◆ Data to process:
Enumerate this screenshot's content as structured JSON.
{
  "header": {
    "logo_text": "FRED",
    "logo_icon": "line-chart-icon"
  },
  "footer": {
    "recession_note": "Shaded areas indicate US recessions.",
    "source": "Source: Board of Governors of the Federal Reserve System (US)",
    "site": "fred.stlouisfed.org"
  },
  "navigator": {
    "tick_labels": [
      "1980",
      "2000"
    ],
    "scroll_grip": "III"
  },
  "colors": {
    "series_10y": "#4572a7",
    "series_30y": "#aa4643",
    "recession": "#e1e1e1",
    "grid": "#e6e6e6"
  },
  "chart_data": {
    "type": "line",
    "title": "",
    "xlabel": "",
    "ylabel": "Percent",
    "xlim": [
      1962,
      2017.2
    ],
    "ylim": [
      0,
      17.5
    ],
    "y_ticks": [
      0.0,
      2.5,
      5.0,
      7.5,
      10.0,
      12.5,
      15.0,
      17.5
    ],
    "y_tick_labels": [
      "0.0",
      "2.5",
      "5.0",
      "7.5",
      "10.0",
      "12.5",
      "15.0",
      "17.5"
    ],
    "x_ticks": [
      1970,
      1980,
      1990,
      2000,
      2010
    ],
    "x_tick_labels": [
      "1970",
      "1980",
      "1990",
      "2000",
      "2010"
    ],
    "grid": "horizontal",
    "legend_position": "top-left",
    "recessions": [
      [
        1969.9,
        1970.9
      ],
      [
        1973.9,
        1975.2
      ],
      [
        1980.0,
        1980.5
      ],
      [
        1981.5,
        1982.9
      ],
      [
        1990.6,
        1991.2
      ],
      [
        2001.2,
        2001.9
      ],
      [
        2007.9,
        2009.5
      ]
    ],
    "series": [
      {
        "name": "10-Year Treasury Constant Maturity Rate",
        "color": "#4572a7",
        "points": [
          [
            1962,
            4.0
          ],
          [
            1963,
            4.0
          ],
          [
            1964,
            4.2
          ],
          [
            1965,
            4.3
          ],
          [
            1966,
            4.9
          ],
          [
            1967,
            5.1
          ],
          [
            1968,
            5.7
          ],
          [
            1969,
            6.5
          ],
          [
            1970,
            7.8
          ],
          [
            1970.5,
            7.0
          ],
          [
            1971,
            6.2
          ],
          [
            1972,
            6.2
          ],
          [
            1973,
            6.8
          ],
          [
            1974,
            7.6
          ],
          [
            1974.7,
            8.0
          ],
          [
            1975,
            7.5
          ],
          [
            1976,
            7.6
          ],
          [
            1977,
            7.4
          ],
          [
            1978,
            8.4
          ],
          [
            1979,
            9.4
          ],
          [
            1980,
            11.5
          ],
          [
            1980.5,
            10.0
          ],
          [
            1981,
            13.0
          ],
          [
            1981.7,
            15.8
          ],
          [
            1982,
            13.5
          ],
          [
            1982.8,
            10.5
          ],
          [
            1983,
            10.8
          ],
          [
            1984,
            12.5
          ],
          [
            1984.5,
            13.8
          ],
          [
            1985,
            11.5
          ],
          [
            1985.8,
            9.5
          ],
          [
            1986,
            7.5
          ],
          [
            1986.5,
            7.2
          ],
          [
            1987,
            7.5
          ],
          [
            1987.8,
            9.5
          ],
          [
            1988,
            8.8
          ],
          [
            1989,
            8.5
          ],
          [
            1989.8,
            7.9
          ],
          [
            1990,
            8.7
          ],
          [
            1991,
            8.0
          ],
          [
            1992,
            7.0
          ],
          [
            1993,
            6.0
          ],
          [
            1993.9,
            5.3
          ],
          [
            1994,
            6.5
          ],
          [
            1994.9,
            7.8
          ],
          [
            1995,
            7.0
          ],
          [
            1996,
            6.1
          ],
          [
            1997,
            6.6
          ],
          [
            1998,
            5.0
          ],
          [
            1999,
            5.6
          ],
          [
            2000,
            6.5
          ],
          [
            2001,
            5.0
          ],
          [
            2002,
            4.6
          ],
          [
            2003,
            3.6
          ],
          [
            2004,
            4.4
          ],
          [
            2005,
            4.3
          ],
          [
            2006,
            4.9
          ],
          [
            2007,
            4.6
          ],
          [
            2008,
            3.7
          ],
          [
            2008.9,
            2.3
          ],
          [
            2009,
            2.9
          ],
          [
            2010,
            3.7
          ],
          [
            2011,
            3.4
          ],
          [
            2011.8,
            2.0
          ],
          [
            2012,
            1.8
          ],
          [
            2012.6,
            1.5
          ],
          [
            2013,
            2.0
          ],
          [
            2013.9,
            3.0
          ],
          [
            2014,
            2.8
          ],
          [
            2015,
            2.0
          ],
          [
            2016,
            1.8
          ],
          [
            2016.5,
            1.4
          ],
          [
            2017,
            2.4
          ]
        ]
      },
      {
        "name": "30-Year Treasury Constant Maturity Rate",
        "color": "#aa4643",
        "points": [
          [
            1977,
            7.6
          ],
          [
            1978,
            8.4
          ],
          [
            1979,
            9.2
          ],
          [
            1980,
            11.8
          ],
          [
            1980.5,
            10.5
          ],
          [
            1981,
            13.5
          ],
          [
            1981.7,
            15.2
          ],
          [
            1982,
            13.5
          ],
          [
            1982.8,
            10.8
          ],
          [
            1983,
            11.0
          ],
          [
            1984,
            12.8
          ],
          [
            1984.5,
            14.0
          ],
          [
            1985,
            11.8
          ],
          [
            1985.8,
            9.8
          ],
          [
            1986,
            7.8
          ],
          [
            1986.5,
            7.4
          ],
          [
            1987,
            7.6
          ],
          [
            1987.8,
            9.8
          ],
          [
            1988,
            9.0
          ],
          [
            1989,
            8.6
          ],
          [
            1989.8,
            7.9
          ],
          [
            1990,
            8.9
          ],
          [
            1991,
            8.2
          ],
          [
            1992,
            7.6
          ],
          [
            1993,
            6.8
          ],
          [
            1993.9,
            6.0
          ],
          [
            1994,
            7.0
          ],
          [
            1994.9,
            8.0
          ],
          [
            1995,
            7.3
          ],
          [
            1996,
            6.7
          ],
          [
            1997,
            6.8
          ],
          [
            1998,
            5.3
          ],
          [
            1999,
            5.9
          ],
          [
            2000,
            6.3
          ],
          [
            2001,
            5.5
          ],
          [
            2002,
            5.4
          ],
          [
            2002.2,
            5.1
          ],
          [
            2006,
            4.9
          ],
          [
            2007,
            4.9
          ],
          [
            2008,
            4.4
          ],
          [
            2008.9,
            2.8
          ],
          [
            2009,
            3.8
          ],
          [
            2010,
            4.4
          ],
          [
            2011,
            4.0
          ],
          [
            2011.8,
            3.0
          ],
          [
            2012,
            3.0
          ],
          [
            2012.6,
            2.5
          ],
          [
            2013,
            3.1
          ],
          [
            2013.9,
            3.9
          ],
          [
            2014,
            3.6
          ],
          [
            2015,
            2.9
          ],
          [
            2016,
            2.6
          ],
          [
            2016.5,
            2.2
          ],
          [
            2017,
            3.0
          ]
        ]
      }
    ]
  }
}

◆ Problem requirements: Check each line above for the string "Maturity" and show the ones that have it.

◆ Response to this exercise:
        "name": "10-Year Treasury Constant Maturity Rate",
        "name": "30-Year Treasury Constant Maturity Rate",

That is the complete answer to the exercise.